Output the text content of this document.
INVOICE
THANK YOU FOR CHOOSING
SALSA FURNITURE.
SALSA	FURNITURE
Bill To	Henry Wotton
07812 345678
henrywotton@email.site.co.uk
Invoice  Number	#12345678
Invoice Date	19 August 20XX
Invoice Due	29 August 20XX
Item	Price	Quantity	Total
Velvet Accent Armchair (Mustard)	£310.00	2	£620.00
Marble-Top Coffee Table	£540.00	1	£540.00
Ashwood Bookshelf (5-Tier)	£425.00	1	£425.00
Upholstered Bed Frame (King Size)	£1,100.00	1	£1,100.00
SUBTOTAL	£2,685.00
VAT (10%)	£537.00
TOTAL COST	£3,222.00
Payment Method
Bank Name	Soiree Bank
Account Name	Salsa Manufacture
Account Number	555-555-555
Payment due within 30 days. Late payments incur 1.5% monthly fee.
•••
→ Exercise
Each entry must be reproduced verbatim.

→ Answer in full
Output the text content of this document.
INVOICE
THANK YOU FOR CHOOSING
SALSA FURNITURE.
SALSA	FURNITURE
Bill To	Henry Wotton
07812 345678
henrywotton@email.site.co.uk
Invoice  Number	#12345678
Invoice Date	19 August 20XX
Invoice Due	29 August 20XX
Item	Price	Quantity	Total
Velvet Accent Armchair (Mustard)	£310.00	2	£620.00
Marble-Top Coffee Table	£540.00	1	£540.00
Ashwood Bookshelf (5-Tier)	£425.00	1	£425.00
Upholstered Bed Frame (King Size)	£1,100.00	1	£1,100.00
SUBTOTAL	£2,685.00
VAT (10%)	£537.00
TOTAL COST	£3,222.00
Payment Method
Bank Name	Soiree Bank
Account Name	Salsa Manufacture
Account Number	555-555-555
Payment due within 30 days. Late payments incur 1.5% monthly fee.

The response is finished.